* Problem statement *
Set each line of the records down again exactly, please.

(Entries from a page text collection)
=======

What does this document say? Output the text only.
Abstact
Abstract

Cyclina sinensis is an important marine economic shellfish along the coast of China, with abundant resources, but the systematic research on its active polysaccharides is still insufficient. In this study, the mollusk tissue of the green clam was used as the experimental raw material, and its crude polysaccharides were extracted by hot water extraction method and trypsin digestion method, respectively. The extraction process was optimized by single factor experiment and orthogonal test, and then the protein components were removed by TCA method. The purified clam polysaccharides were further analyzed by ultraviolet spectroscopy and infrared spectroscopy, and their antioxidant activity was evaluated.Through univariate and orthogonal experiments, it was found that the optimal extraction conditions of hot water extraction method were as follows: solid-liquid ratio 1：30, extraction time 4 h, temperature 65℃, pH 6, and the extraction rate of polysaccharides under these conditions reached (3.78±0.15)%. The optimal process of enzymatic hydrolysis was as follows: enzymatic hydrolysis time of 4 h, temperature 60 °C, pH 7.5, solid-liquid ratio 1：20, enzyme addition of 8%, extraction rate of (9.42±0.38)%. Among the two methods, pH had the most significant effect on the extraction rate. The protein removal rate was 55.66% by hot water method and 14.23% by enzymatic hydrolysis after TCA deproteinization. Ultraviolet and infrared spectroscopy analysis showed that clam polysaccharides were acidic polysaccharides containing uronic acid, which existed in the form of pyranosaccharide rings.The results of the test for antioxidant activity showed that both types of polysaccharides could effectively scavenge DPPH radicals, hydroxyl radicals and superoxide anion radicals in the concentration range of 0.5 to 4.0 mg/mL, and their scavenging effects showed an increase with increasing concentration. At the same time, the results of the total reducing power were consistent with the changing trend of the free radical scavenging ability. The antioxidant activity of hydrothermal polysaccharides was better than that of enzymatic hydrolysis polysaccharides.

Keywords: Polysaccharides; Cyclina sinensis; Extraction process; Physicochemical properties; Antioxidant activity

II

=======

* Exercise answer *
What does this document say? Output the text only.
Abstact
Abstract

Cyclina sinensis is an important marine economic shellfish along the coast of China, with abundant resources, but the systematic research on its active polysaccharides is still insufficient. In this study, the mollusk tissue of the green clam was used as the experimental raw material, and its crude polysaccharides were extracted by hot water extraction method and trypsin digestion method, respectively. The extraction process was optimized by single factor experiment and orthogonal test, and then the protein components were removed by TCA method. The purified clam polysaccharides were further analyzed by ultraviolet spectroscopy and infrared spectroscopy, and their antioxidant activity was evaluated.Through univariate and orthogonal experiments, it was found that the optimal extraction conditions of hot water extraction method were as follows: solid-liquid ratio 1：30, extraction time 4 h, temperature 65℃, pH 6, and the extraction rate of polysaccharides under these conditions reached (3.78±0.15)%. The optimal process of enzymatic hydrolysis was as follows: enzymatic hydrolysis time of 4 h, temperature 60 °C, pH 7.5, solid-liquid ratio 1：20, enzyme addition of 8%, extraction rate of (9.42±0.38)%. Among the two methods, pH had the most significant effect on the extraction rate. The protein removal rate was 55.66% by hot water method and 14.23% by enzymatic hydrolysis after TCA deproteinization. Ultraviolet and infrared spectroscopy analysis showed that clam polysaccharides were acidic polysaccharides containing uronic acid, which existed in the form of pyranosaccharide rings.The results of the test for antioxidant activity showed that both types of polysaccharides could effectively scavenge DPPH radicals, hydroxyl radicals and superoxide anion radicals in the concentration range of 0.5 to 4.0 mg/mL, and their scavenging effects showed an increase with increasing concentration. At the same time, the results of the total reducing power were consistent with the changing trend of the free radical scavenging ability. The antioxidant activity of hydrothermal polysaccharides was better than that of enzymatic hydrolysis polysaccharides.

Keywords: Polysaccharides; Cyclina sinensis; Extraction process; Physicochemical properties; Antioxidant activity

II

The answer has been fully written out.